§ **EXERCISE DIRECTIONS**
Check each line below for the word "EVGA", and copy those that have it.
★ ★ ★ ★ ★
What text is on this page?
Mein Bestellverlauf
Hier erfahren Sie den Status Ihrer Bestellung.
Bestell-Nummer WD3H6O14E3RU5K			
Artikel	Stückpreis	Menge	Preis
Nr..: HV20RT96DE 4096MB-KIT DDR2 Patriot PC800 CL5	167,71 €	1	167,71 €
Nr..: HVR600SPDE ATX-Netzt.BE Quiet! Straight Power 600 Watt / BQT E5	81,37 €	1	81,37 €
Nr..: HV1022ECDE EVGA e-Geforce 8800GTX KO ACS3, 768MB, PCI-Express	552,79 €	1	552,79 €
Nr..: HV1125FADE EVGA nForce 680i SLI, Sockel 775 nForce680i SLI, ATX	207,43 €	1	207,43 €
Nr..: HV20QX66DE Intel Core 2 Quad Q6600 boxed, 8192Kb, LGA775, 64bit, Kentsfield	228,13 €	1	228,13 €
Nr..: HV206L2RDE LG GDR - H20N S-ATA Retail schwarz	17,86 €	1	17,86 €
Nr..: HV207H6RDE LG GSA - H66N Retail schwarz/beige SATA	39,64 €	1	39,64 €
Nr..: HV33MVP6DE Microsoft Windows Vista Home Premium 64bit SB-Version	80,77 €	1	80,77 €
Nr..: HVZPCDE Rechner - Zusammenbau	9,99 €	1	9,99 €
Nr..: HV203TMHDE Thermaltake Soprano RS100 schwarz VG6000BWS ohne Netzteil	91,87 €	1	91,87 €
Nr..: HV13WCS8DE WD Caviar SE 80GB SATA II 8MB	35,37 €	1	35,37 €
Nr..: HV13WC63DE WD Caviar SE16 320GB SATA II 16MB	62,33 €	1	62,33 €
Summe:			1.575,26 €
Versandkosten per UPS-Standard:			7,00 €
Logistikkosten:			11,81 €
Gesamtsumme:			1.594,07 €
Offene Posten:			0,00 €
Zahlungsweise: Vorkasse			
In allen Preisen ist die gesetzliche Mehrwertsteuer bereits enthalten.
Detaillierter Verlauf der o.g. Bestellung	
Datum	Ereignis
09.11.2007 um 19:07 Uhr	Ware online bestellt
★ ★ ★ ★ ★
§ **SOLUTION BELOW**
Nr..: HV1022ECDE EVGA e-Geforce 8800GTX KO ACS3, 768MB, PCI-Express	552,79 €	1	552,79 €
Nr..: HV1125FADE EVGA nForce 680i SLI, Sockel 775 nForce680i SLI, ATX	207,43 €	1	207,43 €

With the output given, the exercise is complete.